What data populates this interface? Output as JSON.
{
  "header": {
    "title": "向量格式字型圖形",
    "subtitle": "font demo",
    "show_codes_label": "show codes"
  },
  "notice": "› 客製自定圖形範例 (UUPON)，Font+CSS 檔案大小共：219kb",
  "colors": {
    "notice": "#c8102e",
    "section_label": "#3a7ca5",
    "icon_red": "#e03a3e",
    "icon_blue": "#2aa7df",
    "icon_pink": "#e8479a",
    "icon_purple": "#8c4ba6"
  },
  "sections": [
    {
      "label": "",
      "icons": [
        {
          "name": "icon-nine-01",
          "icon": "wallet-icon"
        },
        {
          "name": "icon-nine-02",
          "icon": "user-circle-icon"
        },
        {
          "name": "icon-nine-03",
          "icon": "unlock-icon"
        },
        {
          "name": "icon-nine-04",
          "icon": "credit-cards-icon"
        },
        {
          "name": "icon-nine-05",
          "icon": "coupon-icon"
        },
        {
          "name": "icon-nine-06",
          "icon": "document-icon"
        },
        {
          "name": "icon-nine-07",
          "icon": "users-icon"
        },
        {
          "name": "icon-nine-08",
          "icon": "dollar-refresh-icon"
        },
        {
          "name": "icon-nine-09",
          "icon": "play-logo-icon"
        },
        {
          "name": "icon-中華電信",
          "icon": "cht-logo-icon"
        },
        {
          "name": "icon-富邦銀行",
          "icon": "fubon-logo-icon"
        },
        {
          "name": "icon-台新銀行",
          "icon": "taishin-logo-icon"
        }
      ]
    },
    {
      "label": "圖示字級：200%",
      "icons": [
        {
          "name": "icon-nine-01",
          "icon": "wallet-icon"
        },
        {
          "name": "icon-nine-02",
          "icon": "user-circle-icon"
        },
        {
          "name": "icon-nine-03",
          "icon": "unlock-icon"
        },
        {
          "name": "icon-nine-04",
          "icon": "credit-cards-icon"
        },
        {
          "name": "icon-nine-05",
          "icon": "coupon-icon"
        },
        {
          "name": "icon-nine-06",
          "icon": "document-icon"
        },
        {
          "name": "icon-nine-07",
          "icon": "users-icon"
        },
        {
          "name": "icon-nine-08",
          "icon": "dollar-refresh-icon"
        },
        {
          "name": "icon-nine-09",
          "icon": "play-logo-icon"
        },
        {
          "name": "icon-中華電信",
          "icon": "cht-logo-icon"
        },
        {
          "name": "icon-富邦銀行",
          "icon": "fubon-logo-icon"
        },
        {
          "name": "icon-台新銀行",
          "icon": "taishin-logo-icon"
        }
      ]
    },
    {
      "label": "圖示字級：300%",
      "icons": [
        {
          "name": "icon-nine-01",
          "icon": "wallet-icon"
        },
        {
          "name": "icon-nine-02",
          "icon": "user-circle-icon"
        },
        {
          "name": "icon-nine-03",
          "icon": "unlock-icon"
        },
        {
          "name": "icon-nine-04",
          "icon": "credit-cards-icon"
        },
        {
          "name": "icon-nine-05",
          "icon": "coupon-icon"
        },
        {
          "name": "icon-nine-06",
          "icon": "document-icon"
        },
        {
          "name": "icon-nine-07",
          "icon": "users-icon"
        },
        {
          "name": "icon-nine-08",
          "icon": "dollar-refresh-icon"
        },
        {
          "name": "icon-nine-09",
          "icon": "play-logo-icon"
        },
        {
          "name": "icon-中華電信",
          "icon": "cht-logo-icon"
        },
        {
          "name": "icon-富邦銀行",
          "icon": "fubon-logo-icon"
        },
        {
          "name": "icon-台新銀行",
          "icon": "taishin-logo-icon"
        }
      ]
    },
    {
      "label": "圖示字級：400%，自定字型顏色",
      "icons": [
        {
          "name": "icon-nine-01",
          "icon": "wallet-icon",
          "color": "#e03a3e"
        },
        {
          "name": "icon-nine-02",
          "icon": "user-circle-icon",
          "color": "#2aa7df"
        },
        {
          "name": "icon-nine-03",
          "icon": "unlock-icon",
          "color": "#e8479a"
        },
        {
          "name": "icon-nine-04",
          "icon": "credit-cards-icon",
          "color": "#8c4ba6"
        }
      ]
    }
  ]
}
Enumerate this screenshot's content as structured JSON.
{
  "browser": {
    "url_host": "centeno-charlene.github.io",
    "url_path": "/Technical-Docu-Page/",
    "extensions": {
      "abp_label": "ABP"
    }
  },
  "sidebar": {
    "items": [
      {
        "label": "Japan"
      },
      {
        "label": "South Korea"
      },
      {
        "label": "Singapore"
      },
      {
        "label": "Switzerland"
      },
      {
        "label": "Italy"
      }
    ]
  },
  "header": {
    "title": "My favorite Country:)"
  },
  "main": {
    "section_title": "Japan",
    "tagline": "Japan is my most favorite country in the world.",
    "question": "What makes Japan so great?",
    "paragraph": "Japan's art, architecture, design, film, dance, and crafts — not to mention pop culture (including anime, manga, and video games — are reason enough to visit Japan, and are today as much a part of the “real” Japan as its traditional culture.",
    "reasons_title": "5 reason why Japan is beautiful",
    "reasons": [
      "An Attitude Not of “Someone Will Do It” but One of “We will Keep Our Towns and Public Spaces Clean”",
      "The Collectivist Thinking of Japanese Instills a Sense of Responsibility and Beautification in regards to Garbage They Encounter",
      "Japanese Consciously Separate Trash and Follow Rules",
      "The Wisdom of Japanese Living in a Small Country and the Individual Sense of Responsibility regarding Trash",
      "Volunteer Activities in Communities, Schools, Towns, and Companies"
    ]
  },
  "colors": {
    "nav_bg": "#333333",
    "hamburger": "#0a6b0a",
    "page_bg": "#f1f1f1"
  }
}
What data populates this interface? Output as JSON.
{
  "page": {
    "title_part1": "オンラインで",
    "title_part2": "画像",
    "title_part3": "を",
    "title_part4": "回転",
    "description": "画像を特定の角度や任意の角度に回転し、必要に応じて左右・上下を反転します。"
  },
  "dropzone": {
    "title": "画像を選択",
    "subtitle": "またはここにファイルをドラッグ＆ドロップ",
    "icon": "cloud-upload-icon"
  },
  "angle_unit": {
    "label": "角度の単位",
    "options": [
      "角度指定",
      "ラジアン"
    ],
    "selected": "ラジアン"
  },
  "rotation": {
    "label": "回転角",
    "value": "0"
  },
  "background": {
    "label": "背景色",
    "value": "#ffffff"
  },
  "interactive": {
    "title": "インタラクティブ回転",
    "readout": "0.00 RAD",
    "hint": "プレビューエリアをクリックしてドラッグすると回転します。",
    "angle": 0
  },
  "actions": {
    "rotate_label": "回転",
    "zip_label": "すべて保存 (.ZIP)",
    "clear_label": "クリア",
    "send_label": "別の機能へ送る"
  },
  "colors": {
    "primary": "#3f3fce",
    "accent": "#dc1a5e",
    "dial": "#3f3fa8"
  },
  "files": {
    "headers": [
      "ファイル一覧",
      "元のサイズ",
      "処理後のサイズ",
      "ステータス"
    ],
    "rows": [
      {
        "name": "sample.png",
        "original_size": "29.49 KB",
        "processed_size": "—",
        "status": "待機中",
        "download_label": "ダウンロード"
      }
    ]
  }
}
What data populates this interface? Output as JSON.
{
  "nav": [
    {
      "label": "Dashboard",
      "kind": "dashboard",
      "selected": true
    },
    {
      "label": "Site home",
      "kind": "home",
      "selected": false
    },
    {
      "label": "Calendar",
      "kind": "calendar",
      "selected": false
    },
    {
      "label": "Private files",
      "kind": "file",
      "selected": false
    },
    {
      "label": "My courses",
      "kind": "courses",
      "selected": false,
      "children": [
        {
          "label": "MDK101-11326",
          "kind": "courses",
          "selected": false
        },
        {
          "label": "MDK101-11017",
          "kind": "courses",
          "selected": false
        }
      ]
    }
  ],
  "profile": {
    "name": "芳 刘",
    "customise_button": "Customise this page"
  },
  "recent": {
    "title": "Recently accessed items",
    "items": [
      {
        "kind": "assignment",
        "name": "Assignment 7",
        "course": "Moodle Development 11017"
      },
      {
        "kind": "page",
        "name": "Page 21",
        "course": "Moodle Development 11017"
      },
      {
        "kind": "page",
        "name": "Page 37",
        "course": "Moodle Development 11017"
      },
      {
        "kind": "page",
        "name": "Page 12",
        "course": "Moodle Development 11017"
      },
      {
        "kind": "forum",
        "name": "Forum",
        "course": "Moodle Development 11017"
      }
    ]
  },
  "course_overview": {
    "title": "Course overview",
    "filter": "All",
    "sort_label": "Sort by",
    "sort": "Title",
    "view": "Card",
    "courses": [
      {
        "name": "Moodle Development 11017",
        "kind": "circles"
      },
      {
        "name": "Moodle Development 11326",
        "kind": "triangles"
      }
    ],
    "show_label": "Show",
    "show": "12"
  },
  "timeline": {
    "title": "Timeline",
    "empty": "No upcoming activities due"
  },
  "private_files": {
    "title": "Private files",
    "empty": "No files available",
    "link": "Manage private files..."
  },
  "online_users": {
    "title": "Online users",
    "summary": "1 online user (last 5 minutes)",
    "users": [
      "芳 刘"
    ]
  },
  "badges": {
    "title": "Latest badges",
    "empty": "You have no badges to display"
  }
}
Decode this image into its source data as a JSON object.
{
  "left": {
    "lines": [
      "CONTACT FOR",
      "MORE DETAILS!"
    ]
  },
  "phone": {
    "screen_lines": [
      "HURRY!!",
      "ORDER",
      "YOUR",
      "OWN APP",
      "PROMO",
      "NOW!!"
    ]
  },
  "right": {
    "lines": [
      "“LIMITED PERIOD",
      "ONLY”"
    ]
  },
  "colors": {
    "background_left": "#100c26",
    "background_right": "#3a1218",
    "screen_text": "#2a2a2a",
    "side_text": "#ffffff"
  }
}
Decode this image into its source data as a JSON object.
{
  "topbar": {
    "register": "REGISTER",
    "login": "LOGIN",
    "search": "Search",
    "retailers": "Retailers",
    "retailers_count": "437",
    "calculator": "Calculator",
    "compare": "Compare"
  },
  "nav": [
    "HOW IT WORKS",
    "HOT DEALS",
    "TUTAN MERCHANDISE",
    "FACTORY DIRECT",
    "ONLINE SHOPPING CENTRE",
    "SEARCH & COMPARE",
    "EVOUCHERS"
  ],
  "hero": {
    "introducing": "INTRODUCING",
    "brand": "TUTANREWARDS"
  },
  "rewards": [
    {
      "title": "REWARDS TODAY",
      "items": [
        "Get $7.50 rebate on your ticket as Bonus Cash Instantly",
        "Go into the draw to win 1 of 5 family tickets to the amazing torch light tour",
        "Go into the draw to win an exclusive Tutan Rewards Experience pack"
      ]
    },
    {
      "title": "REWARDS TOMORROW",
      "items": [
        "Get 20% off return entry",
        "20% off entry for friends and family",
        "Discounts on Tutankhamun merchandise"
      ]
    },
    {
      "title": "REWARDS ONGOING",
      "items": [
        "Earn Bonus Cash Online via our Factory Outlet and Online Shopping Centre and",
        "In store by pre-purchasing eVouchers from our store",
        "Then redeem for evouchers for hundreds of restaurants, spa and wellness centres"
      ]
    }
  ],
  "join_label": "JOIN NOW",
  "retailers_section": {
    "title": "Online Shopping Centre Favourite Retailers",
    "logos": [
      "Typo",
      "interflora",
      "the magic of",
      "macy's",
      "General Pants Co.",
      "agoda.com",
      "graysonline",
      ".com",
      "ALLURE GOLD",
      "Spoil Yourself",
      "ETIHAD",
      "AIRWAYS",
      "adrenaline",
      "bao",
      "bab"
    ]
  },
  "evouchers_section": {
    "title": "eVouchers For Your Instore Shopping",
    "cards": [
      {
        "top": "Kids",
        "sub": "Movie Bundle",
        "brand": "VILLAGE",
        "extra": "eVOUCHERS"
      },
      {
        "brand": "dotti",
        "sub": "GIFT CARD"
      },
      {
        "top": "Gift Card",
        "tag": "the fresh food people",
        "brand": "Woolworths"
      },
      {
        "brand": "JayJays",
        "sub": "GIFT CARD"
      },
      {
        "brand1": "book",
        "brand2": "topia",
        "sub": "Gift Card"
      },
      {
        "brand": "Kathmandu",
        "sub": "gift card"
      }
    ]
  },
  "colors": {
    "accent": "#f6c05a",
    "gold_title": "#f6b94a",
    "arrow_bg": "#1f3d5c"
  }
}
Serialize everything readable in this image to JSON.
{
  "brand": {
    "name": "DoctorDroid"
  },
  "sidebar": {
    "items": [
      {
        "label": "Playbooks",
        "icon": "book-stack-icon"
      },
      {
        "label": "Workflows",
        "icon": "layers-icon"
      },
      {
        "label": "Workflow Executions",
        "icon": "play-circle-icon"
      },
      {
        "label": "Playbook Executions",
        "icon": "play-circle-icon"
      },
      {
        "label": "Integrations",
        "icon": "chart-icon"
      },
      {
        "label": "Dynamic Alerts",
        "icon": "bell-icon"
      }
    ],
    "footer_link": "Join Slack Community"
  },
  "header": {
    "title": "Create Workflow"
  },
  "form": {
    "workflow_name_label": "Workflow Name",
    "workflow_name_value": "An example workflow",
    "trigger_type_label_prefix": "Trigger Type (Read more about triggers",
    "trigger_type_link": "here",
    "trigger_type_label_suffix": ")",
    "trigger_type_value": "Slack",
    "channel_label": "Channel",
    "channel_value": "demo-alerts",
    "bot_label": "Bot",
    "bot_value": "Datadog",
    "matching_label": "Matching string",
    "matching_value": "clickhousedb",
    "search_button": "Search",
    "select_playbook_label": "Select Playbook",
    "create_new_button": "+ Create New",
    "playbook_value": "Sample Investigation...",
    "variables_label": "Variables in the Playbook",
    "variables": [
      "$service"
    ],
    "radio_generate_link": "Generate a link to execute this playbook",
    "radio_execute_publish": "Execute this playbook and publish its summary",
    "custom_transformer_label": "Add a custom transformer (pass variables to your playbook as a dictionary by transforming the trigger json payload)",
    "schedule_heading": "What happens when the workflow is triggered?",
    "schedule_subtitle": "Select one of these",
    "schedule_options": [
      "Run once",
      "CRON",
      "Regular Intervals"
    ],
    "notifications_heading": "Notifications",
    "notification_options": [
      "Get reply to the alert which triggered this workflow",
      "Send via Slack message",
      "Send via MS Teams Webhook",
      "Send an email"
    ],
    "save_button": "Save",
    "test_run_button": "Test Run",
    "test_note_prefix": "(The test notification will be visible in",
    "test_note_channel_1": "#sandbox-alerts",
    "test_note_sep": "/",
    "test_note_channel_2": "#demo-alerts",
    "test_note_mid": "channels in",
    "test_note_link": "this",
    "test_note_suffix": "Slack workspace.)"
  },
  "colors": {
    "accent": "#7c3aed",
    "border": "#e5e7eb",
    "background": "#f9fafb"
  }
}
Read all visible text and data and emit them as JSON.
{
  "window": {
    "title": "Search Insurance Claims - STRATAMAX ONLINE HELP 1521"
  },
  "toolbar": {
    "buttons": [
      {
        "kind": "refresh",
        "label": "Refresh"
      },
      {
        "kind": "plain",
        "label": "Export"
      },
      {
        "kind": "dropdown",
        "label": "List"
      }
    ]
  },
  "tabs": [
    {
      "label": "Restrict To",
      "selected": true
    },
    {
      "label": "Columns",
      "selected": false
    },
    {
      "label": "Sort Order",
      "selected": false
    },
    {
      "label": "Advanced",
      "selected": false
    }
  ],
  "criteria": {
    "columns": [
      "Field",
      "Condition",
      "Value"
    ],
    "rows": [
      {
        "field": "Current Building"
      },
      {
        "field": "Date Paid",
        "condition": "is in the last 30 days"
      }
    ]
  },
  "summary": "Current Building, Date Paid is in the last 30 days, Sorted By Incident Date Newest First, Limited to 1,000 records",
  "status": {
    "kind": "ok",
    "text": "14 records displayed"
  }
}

────────────────

▶ _Your objective_
From the material above, gather all lines that include the string "days" and copy them.

▶ _Written answer_
        "condition": "is in the last 30 days"
  "summary": "Current Building, Date Paid is in the last 30 days, Sorted By Incident Date Newest First, Limited to 1,000 records",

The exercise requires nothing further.